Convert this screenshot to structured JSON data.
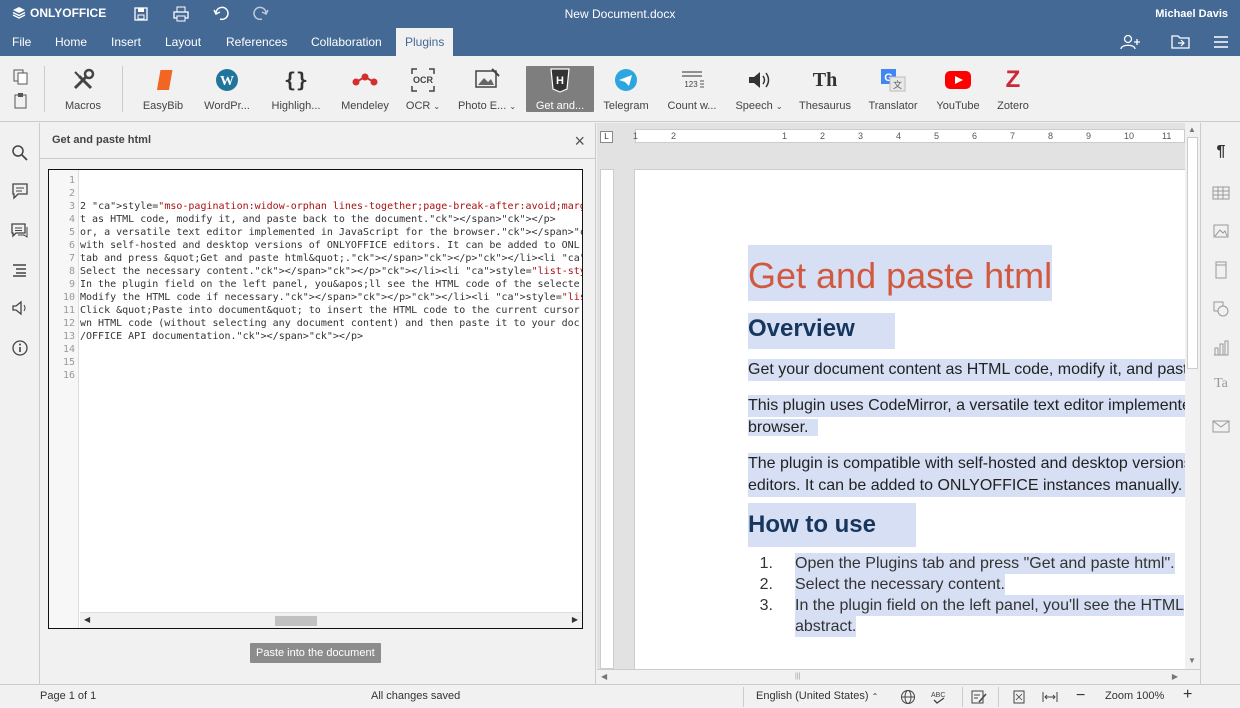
{
  "app": {
    "logo": "ONLYOFFICE",
    "doc_title": "New Document.docx",
    "user": "Michael Davis"
  },
  "tabs": [
    "File",
    "Home",
    "Insert",
    "Layout",
    "References",
    "Collaboration",
    "Plugins"
  ],
  "active_tab": "Plugins",
  "plugins": [
    {
      "label": "Macros",
      "icon": "macros-icon"
    },
    {
      "label": "EasyBib",
      "icon": "easybib-icon"
    },
    {
      "label": "WordPr...",
      "icon": "wordpress-icon"
    },
    {
      "label": "Highligh...",
      "icon": "highlight-code-icon"
    },
    {
      "label": "Mendeley",
      "icon": "mendeley-icon"
    },
    {
      "label": "OCR",
      "icon": "ocr-icon"
    },
    {
      "label": "Photo E...",
      "icon": "photo-editor-icon"
    },
    {
      "label": "Get and...",
      "icon": "html-icon"
    },
    {
      "label": "Telegram",
      "icon": "telegram-icon"
    },
    {
      "label": "Count w...",
      "icon": "count-words-icon"
    },
    {
      "label": "Speech",
      "icon": "speech-icon"
    },
    {
      "label": "Thesaurus",
      "icon": "thesaurus-icon"
    },
    {
      "label": "Translator",
      "icon": "translator-icon"
    },
    {
      "label": "YouTube",
      "icon": "youtube-icon"
    },
    {
      "label": "Zotero",
      "icon": "zotero-icon"
    }
  ],
  "panel": {
    "title": "Get and paste html",
    "paste_button": "Paste into the document"
  },
  "code_lines": [
    "",
    "",
    "2 style=\"mso-pagination:widow-orphan lines-together;page-break-after:avoid;margin-to",
    "t as HTML code, modify it, and paste back to the document.</span></p>",
    "or, a versatile text editor implemented in JavaScript for the browser.</span></p>",
    "with self-hosted and desktop versions of ONLYOFFICE editors. It can be added to ONL",
    "tab and press &quot;Get and paste html&quot;.</span></p></li><li style=\"list-style-",
    "Select the necessary content.</span></p></li><li style=\"list-style-type: decimal\"",
    "In the plugin field on the left panel, you&apos;ll see the HTML code of the selecte",
    "Modify the HTML code if necessary.</span></p></li><li style=\"list-style-type: decim",
    "Click &quot;Paste into document&quot; to insert the HTML code to the current cursor",
    "wn HTML code (without selecting any document content) and then paste it to your doc",
    "/OFFICE API documentation.</span></p>",
    "",
    "",
    ""
  ],
  "line_numbers": [
    "1",
    "2",
    "3",
    "4",
    "5",
    "6",
    "7",
    "8",
    "9",
    "10",
    "11",
    "12",
    "13",
    "14",
    "15",
    "16"
  ],
  "ruler_labels": [
    "2",
    "1",
    "1",
    "2",
    "3",
    "4",
    "5",
    "6",
    "7",
    "8",
    "9",
    "10",
    "11"
  ],
  "document": {
    "title": "Get and paste html",
    "h_overview": "Overview",
    "p1": "Get your document content as HTML code, modify it, and past",
    "p2a": "This plugin uses CodeMirror, a versatile text editor implemente",
    "p2b": "browser.",
    "p3a": "The plugin is compatible with self-hosted and desktop versions",
    "p3b": "editors. It can be added to ONLYOFFICE instances manually.",
    "h_howto": "How to use",
    "list": [
      {
        "n": "1.",
        "text": "Open the Plugins tab and press \"Get and paste html\"."
      },
      {
        "n": "2.",
        "text": "Select the necessary content."
      },
      {
        "n": "3.",
        "text": "In the plugin field on the left panel, you'll see the HTML"
      },
      {
        "n": "",
        "text": "abstract."
      }
    ]
  },
  "status": {
    "page": "Page 1 of 1",
    "saved": "All changes saved",
    "language": "English (United States)",
    "zoom": "Zoom 100%"
  },
  "colors": {
    "brand": "#446995",
    "heading": "#d0593f",
    "selection": "#d6dff3"
  }
}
┄┄┄┄┄┄┄┄┄┄┄┄┄┄┄┄┄┄┄┄
▶ [Exercise requirements] Pick out every line holding the string "editors" and return it.

▶ [Exercise result]
    "with self-hosted and desktop versions of ONLYOFFICE editors. It can be added to ONL",
    "p3b": "editors. It can be added to ONLYOFFICE instances manually.",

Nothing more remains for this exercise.